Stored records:

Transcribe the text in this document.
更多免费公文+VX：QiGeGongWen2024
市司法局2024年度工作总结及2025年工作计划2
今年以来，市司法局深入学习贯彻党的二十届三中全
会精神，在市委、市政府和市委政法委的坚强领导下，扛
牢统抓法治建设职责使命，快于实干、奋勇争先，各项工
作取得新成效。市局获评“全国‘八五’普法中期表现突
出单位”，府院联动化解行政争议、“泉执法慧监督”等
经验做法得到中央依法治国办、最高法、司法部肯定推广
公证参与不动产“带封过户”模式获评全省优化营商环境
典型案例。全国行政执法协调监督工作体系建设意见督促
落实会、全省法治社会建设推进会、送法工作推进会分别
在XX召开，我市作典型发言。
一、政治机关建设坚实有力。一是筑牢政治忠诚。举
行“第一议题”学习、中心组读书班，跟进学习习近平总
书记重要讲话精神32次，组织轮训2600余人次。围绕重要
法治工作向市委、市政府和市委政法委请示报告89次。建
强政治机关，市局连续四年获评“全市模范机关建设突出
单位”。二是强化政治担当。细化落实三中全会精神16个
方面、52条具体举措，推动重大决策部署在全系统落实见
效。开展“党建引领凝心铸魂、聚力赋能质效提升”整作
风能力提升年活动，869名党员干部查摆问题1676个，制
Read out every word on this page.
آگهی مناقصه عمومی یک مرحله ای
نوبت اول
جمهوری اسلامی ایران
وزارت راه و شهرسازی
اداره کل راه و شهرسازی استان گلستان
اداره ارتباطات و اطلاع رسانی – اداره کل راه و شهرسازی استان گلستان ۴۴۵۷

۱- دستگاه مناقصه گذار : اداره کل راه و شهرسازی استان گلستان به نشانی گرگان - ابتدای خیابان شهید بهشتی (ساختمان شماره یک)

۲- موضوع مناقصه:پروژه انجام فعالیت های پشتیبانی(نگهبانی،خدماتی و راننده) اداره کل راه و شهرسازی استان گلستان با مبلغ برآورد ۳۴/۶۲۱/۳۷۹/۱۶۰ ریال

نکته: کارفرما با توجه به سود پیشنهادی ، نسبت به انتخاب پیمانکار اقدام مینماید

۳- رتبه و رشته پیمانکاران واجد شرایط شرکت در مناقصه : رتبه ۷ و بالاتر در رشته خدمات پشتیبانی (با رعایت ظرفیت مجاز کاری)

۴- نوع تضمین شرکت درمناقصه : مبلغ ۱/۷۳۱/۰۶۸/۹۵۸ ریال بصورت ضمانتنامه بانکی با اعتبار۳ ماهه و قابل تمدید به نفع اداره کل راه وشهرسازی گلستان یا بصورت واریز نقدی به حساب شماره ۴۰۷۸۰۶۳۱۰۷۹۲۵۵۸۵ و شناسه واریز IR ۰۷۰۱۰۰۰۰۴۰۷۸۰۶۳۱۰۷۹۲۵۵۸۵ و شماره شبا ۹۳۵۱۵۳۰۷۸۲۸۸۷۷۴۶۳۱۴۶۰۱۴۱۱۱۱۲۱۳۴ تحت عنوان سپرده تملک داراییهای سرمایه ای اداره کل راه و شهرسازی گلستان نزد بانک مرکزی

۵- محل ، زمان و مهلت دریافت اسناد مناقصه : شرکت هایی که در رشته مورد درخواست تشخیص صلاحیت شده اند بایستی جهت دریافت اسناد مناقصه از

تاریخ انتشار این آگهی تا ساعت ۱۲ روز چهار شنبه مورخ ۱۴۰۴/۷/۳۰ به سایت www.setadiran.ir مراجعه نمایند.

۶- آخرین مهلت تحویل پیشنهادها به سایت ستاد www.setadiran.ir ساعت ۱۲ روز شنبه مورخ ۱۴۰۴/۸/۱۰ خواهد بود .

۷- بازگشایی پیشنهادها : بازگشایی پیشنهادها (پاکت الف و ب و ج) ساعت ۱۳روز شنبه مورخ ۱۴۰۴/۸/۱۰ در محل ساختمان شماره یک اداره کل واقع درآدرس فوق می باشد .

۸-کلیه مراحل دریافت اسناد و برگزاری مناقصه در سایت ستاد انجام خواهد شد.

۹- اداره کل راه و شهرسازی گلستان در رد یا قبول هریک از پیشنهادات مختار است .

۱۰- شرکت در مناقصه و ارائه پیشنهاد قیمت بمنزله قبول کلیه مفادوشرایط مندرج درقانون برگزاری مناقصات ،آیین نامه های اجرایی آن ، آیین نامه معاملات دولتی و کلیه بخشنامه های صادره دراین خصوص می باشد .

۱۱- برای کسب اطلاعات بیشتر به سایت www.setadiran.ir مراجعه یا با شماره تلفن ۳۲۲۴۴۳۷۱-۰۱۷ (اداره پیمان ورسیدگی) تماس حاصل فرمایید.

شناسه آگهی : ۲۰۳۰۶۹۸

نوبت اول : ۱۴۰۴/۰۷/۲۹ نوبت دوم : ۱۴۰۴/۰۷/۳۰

---

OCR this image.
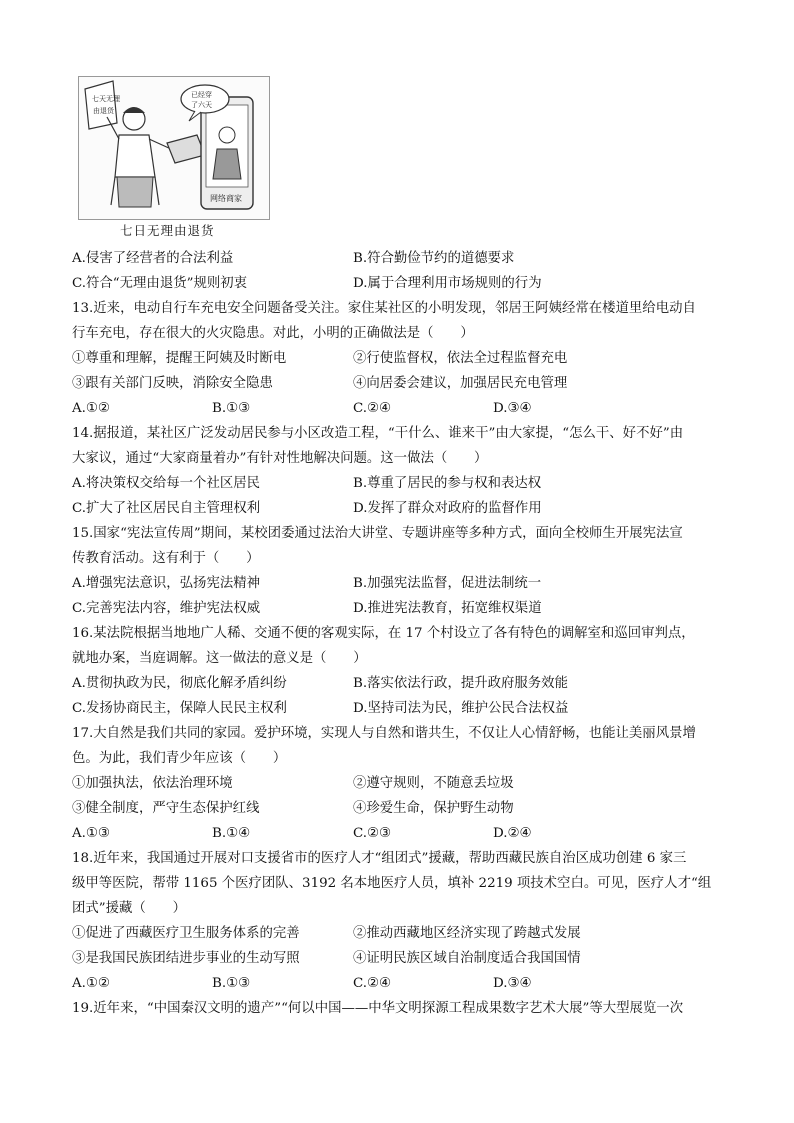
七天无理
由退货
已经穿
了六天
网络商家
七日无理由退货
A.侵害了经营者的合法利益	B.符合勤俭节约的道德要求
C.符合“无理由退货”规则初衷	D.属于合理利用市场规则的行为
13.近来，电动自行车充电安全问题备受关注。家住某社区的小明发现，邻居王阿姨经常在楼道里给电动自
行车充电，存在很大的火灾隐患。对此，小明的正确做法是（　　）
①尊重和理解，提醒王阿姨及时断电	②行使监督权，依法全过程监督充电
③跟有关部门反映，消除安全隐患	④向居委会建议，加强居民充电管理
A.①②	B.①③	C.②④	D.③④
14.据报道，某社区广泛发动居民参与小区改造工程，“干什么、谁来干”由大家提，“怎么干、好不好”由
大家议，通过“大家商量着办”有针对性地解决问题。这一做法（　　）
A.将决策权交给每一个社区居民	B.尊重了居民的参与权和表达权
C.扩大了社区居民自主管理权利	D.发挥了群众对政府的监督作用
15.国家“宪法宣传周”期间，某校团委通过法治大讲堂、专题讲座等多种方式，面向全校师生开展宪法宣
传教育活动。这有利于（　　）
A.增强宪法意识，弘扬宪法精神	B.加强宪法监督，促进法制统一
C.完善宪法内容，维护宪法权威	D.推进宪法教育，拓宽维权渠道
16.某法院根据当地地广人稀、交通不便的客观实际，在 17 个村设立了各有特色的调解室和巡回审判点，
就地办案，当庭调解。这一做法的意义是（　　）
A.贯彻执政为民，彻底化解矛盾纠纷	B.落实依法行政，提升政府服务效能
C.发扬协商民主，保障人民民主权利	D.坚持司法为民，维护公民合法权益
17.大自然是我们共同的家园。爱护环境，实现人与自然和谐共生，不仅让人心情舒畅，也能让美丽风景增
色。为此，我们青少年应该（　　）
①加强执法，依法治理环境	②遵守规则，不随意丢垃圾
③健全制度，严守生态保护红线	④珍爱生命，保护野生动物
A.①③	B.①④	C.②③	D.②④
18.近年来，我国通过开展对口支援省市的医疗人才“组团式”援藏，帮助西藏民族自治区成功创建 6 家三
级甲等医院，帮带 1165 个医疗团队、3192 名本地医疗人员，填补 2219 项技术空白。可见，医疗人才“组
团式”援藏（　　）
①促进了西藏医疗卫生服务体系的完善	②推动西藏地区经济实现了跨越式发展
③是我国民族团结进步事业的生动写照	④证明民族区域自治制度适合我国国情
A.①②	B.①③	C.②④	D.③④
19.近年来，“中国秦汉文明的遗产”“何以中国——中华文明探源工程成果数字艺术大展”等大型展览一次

What you will do: Select all lines with the word "خواهد" from the entries above.

Answer:
۶- آخرین مهلت تحویل پیشنهادها به سایت ستاد www.setadiran.ir ساعت ۱۲ روز شنبه مورخ ۱۴۰۴/۸/۱۰ خواهد بود .
۸-کلیه مراحل دریافت اسناد و برگزاری مناقصه در سایت ستاد انجام خواهد شد.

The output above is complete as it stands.